— To be done —
Show every line containing "giàu" by copying it.

— Records supplied —
_ _ _

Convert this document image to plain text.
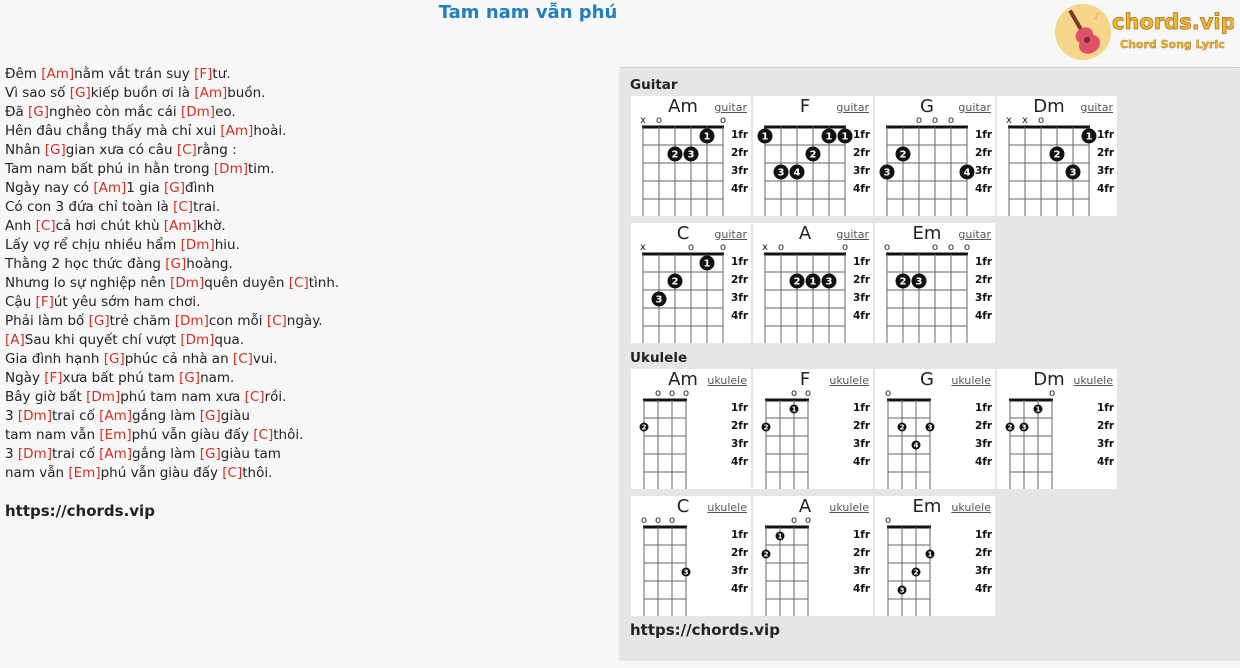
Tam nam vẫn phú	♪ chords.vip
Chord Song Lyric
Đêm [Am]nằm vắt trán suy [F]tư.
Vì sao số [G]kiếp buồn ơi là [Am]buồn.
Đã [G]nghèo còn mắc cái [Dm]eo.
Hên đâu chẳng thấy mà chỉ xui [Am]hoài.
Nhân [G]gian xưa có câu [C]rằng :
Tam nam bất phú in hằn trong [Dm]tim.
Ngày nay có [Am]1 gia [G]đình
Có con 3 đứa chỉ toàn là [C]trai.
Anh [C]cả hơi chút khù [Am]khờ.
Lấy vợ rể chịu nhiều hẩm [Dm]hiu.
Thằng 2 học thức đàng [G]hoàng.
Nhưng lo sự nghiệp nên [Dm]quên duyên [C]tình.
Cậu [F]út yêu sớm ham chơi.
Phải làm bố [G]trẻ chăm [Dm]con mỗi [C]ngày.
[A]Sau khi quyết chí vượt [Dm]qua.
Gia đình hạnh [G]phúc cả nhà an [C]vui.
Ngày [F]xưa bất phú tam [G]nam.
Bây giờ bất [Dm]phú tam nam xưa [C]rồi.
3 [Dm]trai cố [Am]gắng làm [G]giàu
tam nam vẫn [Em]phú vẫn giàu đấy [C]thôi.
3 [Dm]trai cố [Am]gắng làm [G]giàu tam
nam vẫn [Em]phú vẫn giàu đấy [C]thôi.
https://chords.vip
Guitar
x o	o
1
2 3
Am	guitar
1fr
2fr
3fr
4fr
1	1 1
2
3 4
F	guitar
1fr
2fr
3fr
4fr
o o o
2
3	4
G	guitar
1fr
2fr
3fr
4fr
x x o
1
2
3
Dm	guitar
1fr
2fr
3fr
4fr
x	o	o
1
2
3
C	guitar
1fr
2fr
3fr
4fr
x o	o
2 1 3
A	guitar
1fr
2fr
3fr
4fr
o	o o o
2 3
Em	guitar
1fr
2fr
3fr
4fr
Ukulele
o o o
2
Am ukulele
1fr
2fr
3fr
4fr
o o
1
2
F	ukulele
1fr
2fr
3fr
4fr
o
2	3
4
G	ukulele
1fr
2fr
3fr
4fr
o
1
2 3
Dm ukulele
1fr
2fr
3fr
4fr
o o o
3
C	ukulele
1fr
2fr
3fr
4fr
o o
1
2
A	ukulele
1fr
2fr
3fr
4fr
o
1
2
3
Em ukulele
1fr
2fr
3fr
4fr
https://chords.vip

_ _ _

— Written solution —
3 [Dm]trai cố [Am]gắng làm [G]giàu
tam nam vẫn [Em]phú vẫn giàu đấy [C]thôi.
3 [Dm]trai cố [Am]gắng làm [G]giàu tam
nam vẫn [Em]phú vẫn giàu đấy [C]thôi.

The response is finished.